>>>>

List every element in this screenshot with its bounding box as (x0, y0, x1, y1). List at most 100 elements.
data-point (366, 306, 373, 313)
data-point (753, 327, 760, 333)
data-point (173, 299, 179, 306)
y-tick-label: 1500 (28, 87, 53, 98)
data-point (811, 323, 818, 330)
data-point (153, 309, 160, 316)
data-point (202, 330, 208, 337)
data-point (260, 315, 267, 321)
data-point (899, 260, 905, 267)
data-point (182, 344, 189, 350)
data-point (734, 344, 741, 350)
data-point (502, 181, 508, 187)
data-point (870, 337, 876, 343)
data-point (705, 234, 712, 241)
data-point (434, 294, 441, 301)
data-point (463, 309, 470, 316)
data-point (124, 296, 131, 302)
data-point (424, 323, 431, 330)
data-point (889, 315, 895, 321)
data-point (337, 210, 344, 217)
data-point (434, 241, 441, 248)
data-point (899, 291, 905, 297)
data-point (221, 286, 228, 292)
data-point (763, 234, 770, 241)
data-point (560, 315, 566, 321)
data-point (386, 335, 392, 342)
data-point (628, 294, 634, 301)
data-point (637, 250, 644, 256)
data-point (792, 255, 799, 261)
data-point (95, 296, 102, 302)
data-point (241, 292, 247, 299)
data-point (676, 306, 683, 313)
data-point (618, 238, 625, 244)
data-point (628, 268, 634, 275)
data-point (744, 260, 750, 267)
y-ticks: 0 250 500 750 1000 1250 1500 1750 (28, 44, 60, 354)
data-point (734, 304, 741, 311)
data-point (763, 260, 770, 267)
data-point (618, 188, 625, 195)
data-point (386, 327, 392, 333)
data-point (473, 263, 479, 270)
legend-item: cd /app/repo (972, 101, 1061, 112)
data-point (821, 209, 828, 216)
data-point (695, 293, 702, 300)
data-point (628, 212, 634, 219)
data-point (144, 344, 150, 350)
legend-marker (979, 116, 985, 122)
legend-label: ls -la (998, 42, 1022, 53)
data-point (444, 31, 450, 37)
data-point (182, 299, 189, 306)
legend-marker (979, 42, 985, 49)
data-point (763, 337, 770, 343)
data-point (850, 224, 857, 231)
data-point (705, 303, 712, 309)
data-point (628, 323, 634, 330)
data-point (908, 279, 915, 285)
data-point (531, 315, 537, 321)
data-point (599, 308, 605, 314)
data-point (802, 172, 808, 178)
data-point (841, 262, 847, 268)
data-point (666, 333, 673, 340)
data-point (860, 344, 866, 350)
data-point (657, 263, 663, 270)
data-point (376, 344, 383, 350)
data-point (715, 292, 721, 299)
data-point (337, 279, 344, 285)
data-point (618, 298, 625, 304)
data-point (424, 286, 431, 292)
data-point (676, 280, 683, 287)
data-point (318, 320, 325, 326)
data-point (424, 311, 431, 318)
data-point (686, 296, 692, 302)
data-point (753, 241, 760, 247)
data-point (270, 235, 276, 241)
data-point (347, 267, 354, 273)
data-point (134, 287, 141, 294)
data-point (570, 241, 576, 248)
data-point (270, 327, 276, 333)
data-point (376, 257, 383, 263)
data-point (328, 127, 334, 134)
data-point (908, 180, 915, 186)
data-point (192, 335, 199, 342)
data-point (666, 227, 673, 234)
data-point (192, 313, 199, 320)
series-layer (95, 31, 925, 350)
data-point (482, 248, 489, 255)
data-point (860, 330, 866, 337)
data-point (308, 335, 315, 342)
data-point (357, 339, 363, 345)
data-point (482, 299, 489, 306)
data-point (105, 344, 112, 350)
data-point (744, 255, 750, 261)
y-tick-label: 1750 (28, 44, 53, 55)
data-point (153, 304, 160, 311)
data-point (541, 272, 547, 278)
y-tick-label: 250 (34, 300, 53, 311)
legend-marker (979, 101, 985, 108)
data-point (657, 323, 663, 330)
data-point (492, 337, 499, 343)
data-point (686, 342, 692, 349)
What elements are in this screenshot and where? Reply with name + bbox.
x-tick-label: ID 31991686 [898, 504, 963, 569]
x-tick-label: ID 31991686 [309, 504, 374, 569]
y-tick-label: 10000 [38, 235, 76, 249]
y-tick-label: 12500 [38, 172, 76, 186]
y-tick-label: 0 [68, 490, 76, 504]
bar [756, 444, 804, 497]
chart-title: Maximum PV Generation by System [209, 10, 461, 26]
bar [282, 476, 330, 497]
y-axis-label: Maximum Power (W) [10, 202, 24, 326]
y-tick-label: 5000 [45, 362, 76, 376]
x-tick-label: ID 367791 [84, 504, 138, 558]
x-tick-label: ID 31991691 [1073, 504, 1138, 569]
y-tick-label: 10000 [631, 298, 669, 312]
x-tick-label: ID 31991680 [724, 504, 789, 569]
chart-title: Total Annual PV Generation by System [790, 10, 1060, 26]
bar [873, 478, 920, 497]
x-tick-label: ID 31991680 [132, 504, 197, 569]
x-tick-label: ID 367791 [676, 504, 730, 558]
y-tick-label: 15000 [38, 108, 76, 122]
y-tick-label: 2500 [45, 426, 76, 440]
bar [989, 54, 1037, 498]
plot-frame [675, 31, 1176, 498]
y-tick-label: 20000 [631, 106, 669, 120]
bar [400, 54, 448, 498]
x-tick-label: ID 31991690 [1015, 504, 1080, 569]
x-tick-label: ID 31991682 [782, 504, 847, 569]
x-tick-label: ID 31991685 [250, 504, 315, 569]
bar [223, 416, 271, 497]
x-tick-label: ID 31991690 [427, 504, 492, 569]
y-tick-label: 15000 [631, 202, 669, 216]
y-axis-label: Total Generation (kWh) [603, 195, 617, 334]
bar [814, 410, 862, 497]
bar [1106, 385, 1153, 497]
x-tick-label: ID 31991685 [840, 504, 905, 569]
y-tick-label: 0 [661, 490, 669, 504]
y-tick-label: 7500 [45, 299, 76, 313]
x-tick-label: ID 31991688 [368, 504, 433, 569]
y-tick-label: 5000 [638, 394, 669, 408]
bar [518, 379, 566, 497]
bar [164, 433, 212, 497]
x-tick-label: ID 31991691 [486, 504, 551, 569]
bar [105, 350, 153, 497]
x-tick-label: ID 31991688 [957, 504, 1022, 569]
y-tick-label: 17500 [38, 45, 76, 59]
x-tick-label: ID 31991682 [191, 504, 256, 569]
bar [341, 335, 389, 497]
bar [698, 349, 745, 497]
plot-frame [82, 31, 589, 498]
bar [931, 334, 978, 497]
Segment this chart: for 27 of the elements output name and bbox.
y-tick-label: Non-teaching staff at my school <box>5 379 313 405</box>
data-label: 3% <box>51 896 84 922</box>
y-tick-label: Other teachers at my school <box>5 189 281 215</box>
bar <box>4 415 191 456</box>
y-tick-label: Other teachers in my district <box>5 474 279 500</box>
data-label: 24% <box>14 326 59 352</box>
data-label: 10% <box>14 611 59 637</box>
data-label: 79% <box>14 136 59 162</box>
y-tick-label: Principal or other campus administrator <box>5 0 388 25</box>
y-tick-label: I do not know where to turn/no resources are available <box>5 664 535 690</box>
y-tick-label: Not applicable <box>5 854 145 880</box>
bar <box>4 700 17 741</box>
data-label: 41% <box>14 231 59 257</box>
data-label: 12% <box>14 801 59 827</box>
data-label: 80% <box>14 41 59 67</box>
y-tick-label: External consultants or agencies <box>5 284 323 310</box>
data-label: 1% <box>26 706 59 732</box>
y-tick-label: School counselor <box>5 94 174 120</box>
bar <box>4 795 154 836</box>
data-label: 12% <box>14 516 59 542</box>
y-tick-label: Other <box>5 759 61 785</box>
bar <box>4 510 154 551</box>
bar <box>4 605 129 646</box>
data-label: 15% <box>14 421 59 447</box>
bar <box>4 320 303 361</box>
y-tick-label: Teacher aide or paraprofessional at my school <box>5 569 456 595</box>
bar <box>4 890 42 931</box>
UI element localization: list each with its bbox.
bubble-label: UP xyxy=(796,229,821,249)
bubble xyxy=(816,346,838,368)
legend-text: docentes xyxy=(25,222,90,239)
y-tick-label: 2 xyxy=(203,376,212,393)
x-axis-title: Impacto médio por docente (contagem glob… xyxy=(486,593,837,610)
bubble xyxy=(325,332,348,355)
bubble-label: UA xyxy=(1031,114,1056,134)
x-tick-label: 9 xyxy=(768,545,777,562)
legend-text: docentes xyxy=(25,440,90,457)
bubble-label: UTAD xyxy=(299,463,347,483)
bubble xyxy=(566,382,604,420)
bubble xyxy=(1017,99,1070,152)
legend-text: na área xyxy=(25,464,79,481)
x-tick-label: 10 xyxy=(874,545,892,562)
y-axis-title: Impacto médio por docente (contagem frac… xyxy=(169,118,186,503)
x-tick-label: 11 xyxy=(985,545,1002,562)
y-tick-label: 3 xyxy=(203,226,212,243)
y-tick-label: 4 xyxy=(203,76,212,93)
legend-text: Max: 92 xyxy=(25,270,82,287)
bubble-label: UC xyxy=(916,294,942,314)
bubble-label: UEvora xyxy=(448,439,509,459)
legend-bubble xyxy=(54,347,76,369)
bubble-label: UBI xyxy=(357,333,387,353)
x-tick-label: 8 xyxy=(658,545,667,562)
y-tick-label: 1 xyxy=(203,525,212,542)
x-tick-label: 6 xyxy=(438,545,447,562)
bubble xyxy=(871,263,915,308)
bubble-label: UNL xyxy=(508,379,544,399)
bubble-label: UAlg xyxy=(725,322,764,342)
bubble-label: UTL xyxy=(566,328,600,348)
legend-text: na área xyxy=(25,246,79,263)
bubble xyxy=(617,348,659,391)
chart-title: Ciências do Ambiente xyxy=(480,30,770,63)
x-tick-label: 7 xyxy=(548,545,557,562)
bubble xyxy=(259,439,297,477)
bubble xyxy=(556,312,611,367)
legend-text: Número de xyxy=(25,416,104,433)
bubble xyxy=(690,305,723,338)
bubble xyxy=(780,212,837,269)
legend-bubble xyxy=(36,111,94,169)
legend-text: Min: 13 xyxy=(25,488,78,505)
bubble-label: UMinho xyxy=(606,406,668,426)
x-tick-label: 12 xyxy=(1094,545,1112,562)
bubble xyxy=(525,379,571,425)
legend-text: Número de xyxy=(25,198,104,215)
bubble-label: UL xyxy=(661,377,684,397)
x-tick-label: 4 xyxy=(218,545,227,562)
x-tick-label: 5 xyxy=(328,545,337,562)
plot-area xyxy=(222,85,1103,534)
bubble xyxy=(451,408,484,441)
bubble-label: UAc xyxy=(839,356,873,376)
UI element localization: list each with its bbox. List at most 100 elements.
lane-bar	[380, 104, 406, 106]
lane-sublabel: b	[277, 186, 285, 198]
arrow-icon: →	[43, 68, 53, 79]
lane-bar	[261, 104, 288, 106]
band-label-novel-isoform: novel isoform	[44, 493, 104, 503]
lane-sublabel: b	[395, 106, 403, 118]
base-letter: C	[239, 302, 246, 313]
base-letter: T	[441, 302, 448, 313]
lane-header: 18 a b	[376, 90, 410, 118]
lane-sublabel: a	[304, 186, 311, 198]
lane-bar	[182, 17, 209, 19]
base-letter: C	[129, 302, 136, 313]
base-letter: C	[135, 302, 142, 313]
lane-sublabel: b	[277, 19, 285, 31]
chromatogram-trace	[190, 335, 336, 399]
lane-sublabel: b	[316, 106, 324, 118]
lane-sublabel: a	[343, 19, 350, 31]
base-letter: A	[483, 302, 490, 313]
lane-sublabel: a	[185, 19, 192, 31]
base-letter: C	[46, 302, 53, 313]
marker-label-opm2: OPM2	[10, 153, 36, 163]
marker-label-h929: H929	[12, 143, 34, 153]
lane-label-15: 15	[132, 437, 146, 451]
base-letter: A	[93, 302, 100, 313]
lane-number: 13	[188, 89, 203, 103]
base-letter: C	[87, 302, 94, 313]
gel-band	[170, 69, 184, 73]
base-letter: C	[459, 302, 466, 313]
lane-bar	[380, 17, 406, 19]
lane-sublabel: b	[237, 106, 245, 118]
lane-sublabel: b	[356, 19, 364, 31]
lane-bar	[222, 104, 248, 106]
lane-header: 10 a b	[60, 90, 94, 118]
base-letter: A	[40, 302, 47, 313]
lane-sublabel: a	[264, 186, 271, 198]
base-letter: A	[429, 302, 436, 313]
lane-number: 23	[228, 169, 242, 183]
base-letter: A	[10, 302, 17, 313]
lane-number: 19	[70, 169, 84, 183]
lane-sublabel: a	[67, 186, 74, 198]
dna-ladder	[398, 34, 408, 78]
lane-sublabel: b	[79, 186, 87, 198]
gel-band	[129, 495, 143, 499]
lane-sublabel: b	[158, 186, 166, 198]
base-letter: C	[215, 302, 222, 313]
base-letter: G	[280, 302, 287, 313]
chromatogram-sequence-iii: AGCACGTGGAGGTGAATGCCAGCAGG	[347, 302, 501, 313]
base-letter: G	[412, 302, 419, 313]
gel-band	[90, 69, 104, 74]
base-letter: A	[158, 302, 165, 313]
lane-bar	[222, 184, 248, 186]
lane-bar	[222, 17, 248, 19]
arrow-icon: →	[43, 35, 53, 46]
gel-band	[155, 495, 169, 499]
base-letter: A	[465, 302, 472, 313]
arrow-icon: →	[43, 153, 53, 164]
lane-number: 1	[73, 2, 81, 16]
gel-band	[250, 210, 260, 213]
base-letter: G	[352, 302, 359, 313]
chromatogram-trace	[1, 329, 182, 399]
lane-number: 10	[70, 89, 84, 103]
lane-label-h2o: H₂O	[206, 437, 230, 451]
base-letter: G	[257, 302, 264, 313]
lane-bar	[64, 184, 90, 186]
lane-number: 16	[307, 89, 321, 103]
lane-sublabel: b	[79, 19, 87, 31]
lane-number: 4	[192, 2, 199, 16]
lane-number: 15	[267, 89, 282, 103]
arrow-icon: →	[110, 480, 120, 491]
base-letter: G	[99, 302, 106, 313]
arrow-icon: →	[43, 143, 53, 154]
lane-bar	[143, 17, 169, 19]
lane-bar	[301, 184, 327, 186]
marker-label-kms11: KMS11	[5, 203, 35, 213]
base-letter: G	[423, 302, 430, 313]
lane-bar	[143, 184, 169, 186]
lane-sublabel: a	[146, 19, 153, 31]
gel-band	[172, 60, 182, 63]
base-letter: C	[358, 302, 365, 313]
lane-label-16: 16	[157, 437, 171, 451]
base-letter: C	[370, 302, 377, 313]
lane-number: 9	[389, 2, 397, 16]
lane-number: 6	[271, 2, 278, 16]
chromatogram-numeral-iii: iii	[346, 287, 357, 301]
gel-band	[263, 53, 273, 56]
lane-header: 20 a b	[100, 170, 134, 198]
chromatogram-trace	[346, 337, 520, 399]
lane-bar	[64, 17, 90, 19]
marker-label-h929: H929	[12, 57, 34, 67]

<<<<

> [PROBLEM STATEMENT]:
Rewrite the material from its first line through the line that contains "data-point (811, 323, 818, 330)", swapping "data-point" for "marker" and leaving everything else as it is.

> [RESPONSE TO THE EXERCISE]:
List every element in this screenshot with its bounding box as (x0, y0, x1, y1). List at most 100 elements.
marker (366, 306, 373, 313)
marker (753, 327, 760, 333)
marker (173, 299, 179, 306)
y-tick-label: 1500 (28, 87, 53, 98)
marker (811, 323, 818, 330)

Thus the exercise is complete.